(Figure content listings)
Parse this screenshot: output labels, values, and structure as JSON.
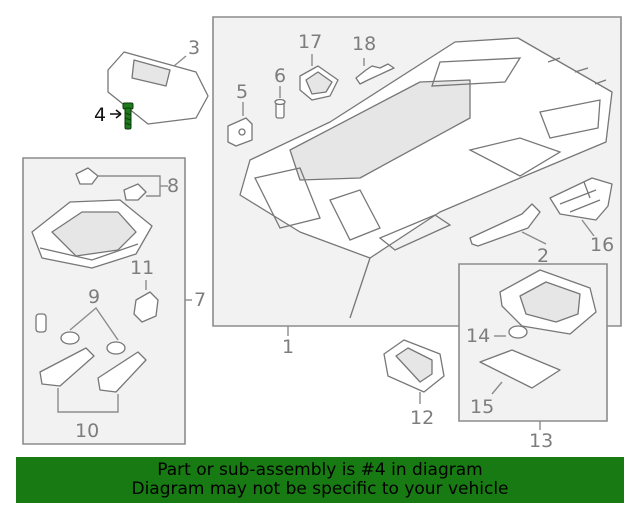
{
  "diagram": {
    "callouts": [
      {
        "id": "1",
        "label": "1"
      },
      {
        "id": "2",
        "label": "2"
      },
      {
        "id": "3",
        "label": "3"
      },
      {
        "id": "4",
        "label": "4",
        "highlighted": true
      },
      {
        "id": "5",
        "label": "5"
      },
      {
        "id": "6",
        "label": "6"
      },
      {
        "id": "7",
        "label": "7"
      },
      {
        "id": "8",
        "label": "8"
      },
      {
        "id": "9",
        "label": "9"
      },
      {
        "id": "10",
        "label": "10"
      },
      {
        "id": "11",
        "label": "11"
      },
      {
        "id": "12",
        "label": "12"
      },
      {
        "id": "13",
        "label": "13"
      },
      {
        "id": "14",
        "label": "14"
      },
      {
        "id": "15",
        "label": "15"
      },
      {
        "id": "16",
        "label": "16"
      },
      {
        "id": "17",
        "label": "17"
      },
      {
        "id": "18",
        "label": "18"
      }
    ],
    "highlight_color": "#1e7a1a",
    "line_color": "#777777"
  },
  "banner": {
    "line1": "Part or sub-assembly is #4 in diagram",
    "line2": "Diagram may not be specific to your vehicle",
    "background": "#187a12"
  }
}
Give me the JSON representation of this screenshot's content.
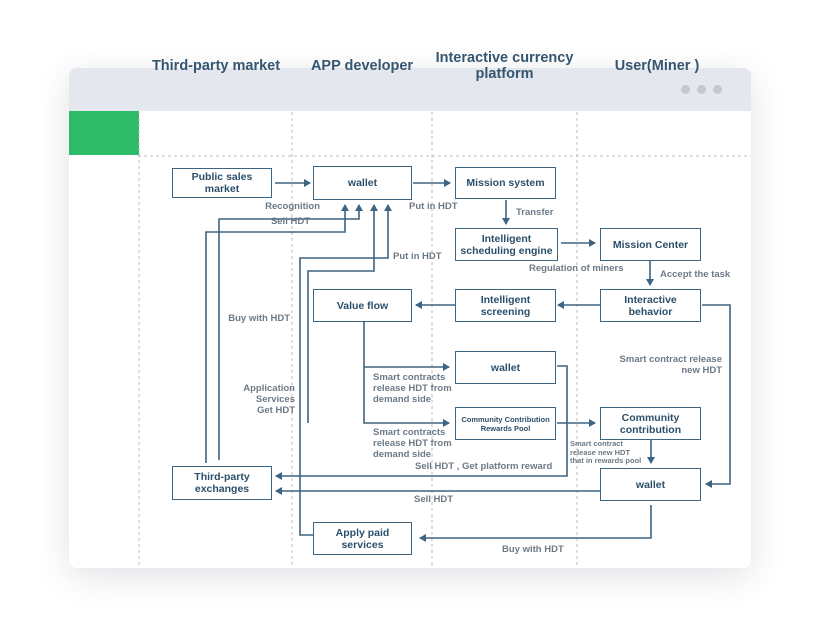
{
  "columns": [
    "Third-party market",
    "APP developer",
    "Interactive currency platform",
    "User(Miner )"
  ],
  "nodes": {
    "public_sales_market": "Public sales market",
    "wallet_app": "wallet",
    "mission_system": "Mission system",
    "intelligent_scheduling_engine": "Intelligent scheduling engine",
    "mission_center": "Mission Center",
    "value_flow": "Value flow",
    "intelligent_screening": "Intelligent screening",
    "interactive_behavior": "Interactive behavior",
    "wallet_platform": "wallet",
    "rewards_pool": "Community Contribution Rewards Pool",
    "community_contribution": "Community contribution",
    "third_party_exchanges": "Third-party exchanges",
    "wallet_user": "wallet",
    "apply_paid_services": "Apply paid services"
  },
  "labels": {
    "recognition": "Recognition",
    "sell_hdt_1": "Sell HDT",
    "put_in_hdt_1": "Put in HDT",
    "transfer": "Transfer",
    "put_in_hdt_2": "Put in HDT",
    "regulation_of_miners": "Regulation of miners",
    "accept_the_task": "Accept the task",
    "buy_with_hdt_1": "Buy with HDT",
    "smart_contract_release_new_hdt": "Smart contract release\nnew HDT",
    "application_services_get_hdt": "Application\nServices\nGet HDT",
    "smart_contracts_release_1": "Smart contracts\nrelease HDT from\ndemand side",
    "smart_contracts_release_2": "Smart contracts\nrelease HDT from\ndemand side",
    "smart_contract_release_pool": "Smart contract\nrelease new HDT\nthat in rewards pool",
    "sell_hdt_get_reward": "Sell HDT , Get platform reward",
    "sell_hdt_2": "Sell HDT",
    "buy_with_hdt_2": "Buy with HDT"
  },
  "colors": {
    "accent_green": "#2dbb67",
    "line": "#3d6480",
    "titlebar": "#e4e7ee"
  }
}
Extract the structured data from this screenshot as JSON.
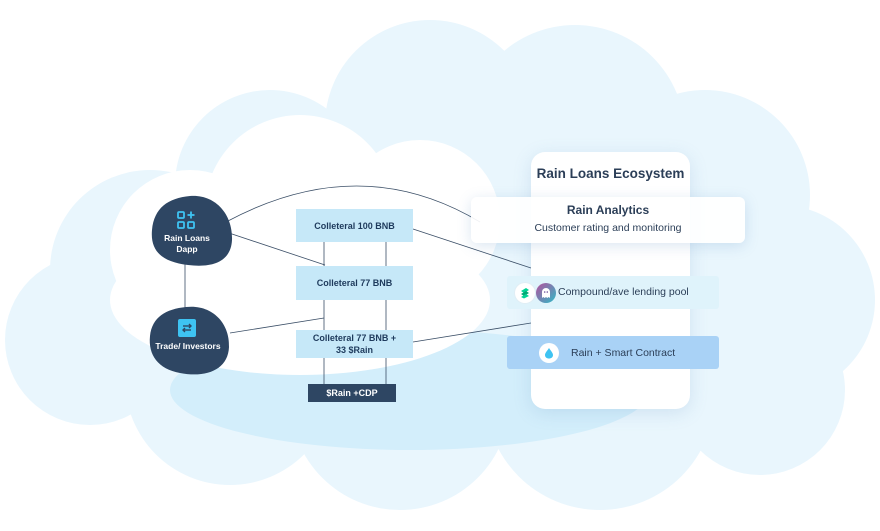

__Given task__:
Gather and return every line that holds the string "Third".

__Written answer__:
    "Third-party market",
    "third_party_exchanges": "Third-party exchanges",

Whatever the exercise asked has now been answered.